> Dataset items
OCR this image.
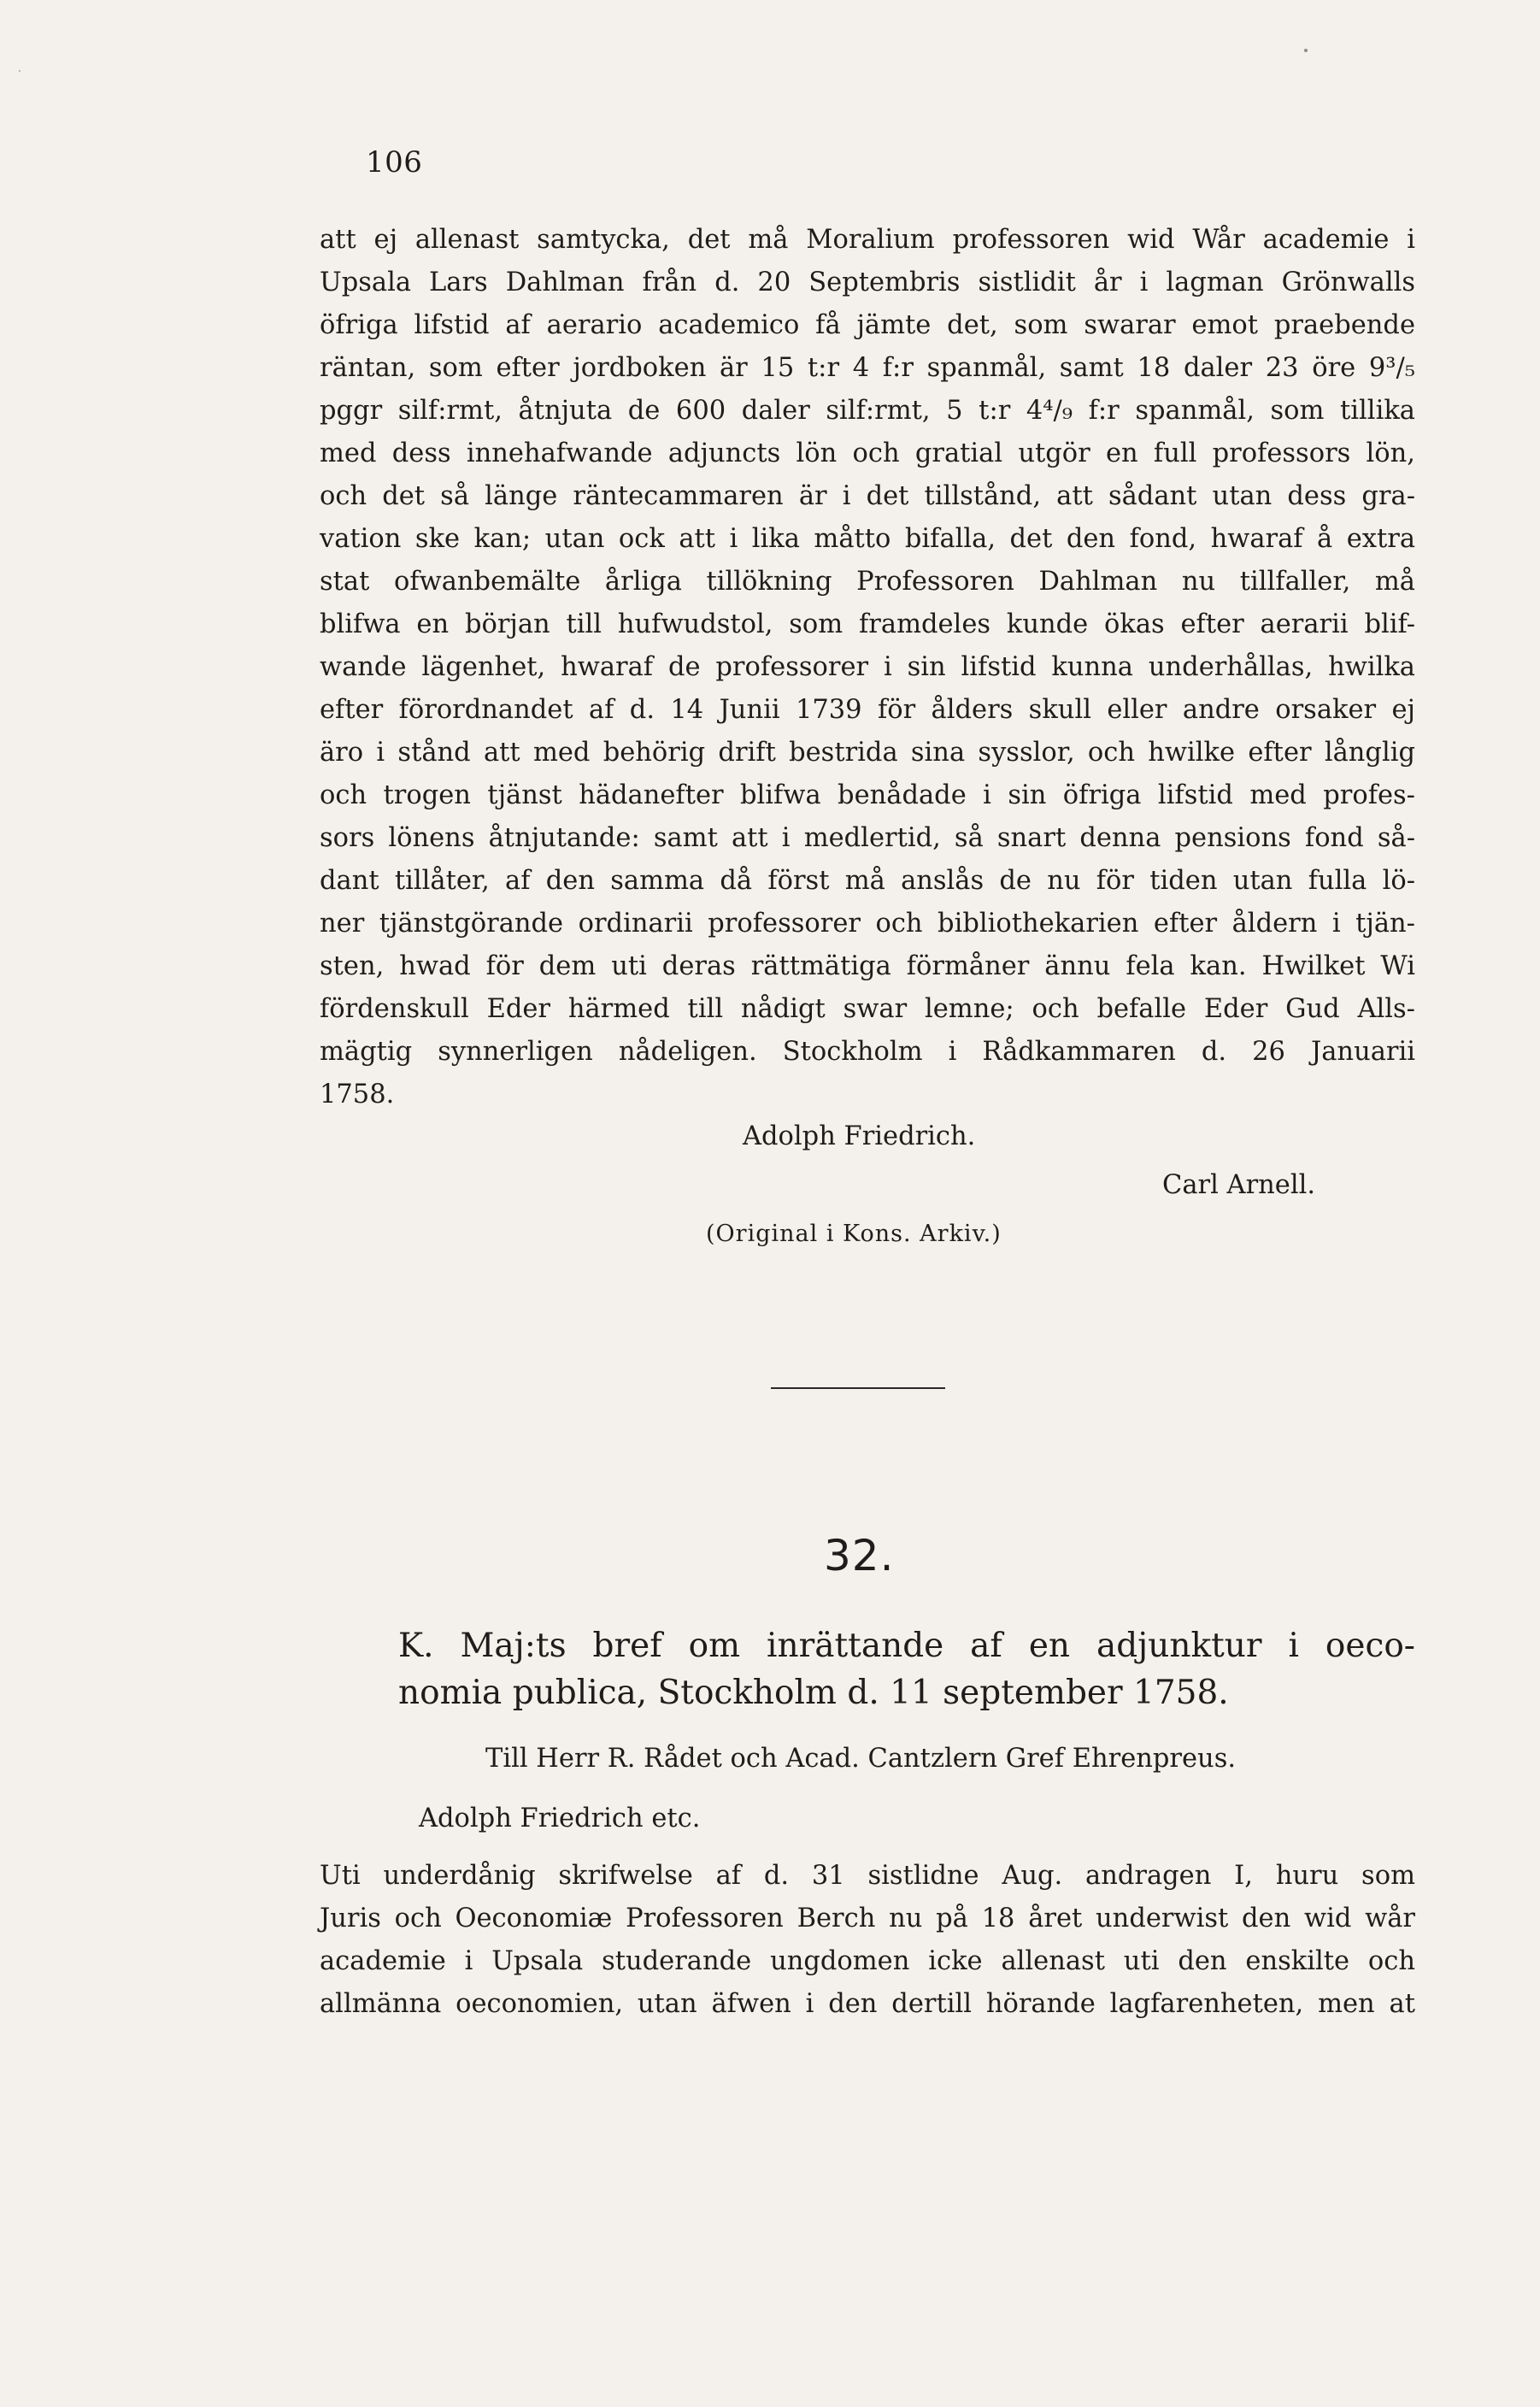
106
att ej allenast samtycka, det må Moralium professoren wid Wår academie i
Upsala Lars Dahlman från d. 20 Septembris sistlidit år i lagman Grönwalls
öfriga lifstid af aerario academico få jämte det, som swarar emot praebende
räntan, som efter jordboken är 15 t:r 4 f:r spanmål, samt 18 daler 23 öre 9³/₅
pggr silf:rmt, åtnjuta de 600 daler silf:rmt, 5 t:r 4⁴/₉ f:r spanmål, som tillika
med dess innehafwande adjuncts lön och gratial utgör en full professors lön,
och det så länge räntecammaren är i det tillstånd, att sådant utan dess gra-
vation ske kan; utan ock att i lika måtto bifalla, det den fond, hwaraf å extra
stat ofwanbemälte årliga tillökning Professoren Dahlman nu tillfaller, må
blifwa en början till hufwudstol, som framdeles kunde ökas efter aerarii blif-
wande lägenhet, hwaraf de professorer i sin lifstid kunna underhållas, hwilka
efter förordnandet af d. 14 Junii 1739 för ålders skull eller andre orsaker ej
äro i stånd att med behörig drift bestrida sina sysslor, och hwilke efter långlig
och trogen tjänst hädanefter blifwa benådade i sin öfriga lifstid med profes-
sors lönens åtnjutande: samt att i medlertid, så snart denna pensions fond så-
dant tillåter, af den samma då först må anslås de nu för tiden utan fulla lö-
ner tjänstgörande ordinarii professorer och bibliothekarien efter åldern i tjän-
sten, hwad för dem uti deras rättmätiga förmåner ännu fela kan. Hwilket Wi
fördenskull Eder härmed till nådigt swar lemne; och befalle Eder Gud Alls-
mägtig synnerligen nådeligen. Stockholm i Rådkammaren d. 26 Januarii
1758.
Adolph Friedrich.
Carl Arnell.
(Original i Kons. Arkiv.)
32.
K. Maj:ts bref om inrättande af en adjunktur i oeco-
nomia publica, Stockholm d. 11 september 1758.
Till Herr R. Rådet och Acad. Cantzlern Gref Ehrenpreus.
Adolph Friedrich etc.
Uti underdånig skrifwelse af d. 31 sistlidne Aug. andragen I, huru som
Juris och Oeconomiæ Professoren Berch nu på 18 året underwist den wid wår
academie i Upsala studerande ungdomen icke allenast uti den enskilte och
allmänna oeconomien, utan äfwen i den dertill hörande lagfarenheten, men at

> Work instructions
Which lines above contain "Adolph"? Show each of them.

> Solution to this task
Adolph Friedrich.
Adolph Friedrich etc.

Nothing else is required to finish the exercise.